-- Stored records start --
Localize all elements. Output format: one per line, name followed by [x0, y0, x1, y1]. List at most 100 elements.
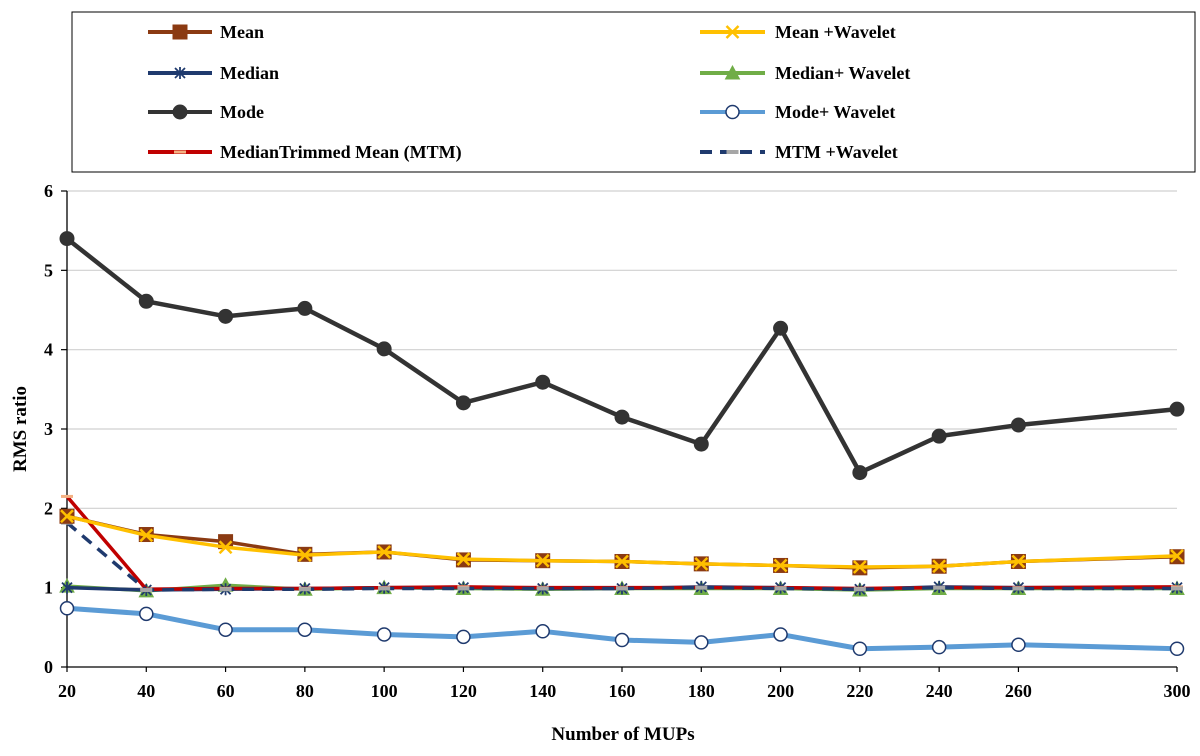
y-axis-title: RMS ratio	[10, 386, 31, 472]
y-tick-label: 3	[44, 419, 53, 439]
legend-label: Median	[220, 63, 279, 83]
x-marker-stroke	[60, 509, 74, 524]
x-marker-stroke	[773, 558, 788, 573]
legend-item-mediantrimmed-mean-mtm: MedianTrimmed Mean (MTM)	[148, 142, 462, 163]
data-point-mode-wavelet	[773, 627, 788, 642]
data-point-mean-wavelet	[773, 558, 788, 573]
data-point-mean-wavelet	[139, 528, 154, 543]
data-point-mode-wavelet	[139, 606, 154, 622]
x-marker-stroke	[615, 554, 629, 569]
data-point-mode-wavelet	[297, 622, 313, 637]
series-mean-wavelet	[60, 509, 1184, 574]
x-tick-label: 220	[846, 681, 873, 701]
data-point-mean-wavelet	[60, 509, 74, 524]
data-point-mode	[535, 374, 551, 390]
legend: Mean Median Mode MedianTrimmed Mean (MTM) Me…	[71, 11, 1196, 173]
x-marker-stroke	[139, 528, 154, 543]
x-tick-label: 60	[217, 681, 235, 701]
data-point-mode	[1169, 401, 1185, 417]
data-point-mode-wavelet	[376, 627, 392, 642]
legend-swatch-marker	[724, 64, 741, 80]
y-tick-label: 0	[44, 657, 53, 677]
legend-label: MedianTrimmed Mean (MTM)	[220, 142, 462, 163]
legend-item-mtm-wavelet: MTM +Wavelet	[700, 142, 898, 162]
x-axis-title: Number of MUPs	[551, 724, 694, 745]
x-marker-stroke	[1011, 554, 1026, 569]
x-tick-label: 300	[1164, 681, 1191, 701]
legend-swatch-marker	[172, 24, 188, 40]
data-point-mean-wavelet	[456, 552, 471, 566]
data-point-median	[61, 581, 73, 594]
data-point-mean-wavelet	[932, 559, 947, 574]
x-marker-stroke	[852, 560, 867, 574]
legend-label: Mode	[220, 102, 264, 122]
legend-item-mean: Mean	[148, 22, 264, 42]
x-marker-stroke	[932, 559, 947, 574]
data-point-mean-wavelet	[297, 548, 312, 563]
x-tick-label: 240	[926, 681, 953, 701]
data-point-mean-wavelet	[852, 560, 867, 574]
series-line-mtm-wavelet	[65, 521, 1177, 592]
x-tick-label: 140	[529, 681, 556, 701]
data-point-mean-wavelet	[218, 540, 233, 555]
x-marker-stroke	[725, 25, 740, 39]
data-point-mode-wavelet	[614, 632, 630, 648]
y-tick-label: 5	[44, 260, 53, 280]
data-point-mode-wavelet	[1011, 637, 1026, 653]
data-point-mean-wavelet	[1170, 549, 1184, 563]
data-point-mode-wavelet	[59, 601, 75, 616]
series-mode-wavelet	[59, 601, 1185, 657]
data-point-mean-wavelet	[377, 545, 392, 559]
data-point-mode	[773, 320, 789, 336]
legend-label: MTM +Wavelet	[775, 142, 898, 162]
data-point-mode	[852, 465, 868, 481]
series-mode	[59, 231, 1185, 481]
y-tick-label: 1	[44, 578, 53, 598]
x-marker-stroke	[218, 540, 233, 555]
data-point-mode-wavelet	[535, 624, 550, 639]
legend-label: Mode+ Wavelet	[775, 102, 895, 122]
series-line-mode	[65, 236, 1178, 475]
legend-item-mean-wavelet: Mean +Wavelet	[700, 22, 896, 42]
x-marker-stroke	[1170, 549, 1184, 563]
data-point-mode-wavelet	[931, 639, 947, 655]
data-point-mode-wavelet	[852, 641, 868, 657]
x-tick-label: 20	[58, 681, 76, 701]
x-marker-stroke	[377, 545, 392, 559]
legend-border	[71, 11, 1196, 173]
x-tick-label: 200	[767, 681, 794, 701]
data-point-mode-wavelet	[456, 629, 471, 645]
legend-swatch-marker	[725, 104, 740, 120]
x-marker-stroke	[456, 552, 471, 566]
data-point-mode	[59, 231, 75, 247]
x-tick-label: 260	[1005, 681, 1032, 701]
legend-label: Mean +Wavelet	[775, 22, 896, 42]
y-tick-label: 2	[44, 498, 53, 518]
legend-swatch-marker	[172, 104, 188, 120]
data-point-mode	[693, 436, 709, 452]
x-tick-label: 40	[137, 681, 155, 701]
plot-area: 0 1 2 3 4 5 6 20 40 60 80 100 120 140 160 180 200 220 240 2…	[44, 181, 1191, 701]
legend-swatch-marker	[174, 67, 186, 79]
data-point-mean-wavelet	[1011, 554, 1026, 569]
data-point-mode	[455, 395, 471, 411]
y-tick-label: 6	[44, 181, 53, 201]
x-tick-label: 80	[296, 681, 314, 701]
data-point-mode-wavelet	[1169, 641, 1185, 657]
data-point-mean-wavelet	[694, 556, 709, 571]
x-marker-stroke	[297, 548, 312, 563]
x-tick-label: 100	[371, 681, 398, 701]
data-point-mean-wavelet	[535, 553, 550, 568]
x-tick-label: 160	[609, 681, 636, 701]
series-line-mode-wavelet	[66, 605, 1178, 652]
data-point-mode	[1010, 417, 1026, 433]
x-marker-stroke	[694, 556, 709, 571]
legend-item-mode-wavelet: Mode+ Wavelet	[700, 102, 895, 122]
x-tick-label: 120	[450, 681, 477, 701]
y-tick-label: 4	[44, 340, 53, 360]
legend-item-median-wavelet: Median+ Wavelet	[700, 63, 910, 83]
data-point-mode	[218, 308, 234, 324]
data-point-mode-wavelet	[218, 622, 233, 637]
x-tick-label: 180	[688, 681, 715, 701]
-- Stored records end --
-- Stored records start --
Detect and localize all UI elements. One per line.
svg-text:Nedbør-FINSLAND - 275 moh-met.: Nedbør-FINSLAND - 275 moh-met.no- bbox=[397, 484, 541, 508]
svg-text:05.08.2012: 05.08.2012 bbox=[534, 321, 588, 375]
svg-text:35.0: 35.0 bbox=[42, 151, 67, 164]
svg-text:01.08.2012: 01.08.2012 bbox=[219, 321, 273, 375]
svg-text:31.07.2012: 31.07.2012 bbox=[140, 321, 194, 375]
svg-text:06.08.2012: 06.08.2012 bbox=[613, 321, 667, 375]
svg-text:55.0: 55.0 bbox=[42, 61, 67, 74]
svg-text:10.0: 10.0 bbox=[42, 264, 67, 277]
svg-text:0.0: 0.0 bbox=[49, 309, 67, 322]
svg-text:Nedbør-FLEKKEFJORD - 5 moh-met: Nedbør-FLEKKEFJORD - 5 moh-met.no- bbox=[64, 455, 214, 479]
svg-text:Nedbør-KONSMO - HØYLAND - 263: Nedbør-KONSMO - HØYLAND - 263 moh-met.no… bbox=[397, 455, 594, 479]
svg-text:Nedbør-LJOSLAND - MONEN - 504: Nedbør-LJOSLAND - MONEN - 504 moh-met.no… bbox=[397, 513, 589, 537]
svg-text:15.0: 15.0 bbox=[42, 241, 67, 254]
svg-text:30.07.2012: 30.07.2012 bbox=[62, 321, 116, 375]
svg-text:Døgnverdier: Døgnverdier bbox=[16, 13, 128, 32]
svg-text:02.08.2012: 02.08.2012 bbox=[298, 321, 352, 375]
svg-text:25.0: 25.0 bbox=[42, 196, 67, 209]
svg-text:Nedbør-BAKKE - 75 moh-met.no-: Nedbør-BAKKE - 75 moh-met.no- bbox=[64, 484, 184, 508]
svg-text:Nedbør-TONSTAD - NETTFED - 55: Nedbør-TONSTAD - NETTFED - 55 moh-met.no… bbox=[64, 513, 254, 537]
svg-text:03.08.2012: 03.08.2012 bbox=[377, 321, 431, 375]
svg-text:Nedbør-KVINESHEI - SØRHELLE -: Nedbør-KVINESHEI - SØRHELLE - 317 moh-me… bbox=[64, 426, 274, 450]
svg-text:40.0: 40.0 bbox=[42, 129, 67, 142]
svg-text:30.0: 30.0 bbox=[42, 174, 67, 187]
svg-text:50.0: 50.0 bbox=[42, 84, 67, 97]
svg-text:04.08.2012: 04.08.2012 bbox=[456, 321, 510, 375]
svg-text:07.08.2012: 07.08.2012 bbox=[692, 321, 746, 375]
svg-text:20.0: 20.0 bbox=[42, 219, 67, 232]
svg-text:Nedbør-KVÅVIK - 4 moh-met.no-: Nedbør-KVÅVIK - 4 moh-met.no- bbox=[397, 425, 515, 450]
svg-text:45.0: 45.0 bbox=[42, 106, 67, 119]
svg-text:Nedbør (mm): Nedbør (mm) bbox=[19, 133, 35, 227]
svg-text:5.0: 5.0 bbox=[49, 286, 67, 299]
-- Stored records end --
-- Stored records start --
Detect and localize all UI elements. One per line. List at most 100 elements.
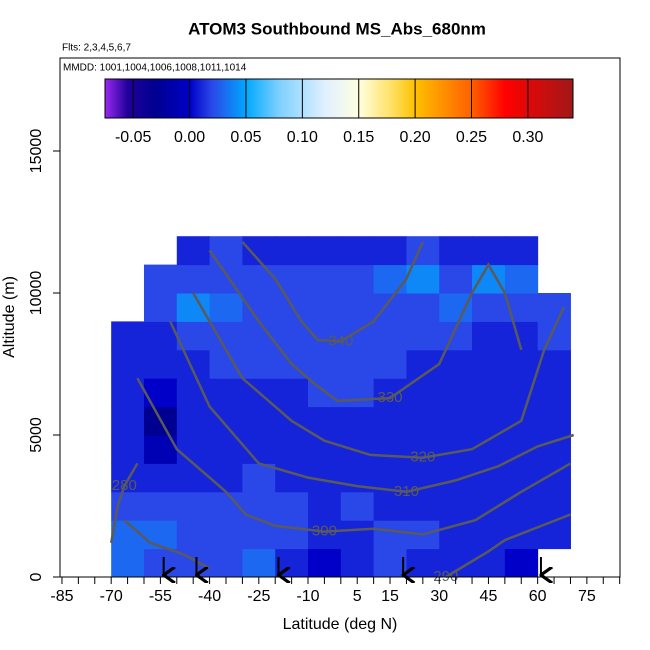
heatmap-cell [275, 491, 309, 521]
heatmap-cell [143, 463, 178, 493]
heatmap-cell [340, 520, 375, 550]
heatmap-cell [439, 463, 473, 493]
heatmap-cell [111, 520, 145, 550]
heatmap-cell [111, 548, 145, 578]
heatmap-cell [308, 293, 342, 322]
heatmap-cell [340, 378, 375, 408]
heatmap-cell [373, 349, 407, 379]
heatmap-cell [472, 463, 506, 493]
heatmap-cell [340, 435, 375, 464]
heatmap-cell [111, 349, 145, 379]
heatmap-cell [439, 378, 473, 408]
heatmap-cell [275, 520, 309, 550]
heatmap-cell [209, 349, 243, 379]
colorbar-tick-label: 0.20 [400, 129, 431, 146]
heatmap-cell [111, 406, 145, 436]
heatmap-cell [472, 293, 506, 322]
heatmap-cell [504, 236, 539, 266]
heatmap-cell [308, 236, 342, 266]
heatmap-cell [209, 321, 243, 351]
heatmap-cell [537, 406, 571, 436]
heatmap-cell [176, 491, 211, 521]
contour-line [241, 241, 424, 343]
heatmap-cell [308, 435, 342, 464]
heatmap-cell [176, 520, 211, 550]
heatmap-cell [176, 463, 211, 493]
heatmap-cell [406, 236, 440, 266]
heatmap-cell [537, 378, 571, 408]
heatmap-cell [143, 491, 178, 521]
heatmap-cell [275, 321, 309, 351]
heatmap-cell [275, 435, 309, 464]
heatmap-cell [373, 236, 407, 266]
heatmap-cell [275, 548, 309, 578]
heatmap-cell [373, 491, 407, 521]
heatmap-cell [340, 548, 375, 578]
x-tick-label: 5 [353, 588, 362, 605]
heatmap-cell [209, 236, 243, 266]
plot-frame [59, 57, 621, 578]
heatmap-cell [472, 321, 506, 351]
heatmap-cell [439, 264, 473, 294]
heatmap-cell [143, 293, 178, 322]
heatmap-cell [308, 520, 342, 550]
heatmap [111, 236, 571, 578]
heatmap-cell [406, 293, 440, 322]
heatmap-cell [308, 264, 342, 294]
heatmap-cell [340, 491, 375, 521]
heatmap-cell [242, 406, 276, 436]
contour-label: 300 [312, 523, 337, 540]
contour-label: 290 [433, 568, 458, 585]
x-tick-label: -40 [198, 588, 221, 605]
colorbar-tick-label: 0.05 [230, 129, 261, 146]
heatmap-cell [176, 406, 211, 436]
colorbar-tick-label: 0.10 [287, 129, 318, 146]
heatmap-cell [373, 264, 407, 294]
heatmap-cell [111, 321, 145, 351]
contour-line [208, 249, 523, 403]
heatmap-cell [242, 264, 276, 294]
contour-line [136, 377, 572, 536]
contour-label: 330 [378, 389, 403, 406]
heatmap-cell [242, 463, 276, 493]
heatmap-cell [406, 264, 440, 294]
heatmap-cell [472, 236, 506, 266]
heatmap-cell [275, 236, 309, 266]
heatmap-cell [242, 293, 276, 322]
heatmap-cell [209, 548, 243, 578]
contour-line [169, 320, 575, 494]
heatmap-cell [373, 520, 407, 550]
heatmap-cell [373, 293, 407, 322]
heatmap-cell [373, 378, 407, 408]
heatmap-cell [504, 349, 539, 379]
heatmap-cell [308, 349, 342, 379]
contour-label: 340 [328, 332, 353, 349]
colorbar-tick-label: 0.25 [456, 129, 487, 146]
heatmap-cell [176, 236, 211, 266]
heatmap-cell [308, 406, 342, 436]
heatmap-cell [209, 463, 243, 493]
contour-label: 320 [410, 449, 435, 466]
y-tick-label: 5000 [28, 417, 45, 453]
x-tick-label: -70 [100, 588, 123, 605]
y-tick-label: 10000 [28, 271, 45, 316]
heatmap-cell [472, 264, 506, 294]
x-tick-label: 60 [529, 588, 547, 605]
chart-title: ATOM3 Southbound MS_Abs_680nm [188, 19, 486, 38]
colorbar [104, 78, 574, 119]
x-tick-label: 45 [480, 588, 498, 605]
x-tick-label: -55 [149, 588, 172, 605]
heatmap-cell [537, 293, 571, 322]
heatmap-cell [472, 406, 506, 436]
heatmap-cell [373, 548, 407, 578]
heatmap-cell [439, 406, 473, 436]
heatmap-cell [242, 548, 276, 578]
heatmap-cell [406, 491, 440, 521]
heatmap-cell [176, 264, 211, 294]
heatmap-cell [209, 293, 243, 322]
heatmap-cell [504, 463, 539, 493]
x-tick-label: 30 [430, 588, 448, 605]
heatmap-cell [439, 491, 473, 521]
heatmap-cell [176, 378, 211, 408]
-- Stored records end --
Rewrite the records beginning at the line that has "heatmap-cell [275, 491, 309, 521]" and stopping after the line that has "heatmap-cell [537, 378, 571, 408]", replacing "contour-line" with "isoline" and leaving everything else unchanged.

heatmap-cell [275, 491, 309, 521]
heatmap-cell [143, 463, 178, 493]
heatmap-cell [340, 520, 375, 550]
heatmap-cell [439, 463, 473, 493]
heatmap-cell [111, 520, 145, 550]
heatmap-cell [111, 548, 145, 578]
heatmap-cell [308, 293, 342, 322]
heatmap-cell [340, 378, 375, 408]
heatmap-cell [373, 349, 407, 379]
heatmap-cell [472, 463, 506, 493]
heatmap-cell [340, 435, 375, 464]
heatmap-cell [111, 349, 145, 379]
heatmap-cell [439, 378, 473, 408]
heatmap-cell [275, 520, 309, 550]
heatmap-cell [209, 349, 243, 379]
colorbar-tick-label: 0.20 [400, 129, 431, 146]
heatmap-cell [111, 406, 145, 436]
heatmap-cell [472, 293, 506, 322]
heatmap-cell [504, 236, 539, 266]
heatmap-cell [308, 236, 342, 266]
heatmap-cell [209, 321, 243, 351]
heatmap-cell [537, 406, 571, 436]
heatmap-cell [176, 491, 211, 521]
isoline [241, 241, 424, 343]
heatmap-cell [308, 435, 342, 464]
heatmap-cell [176, 520, 211, 550]
heatmap-cell [176, 463, 211, 493]
heatmap-cell [406, 236, 440, 266]
heatmap-cell [537, 378, 571, 408]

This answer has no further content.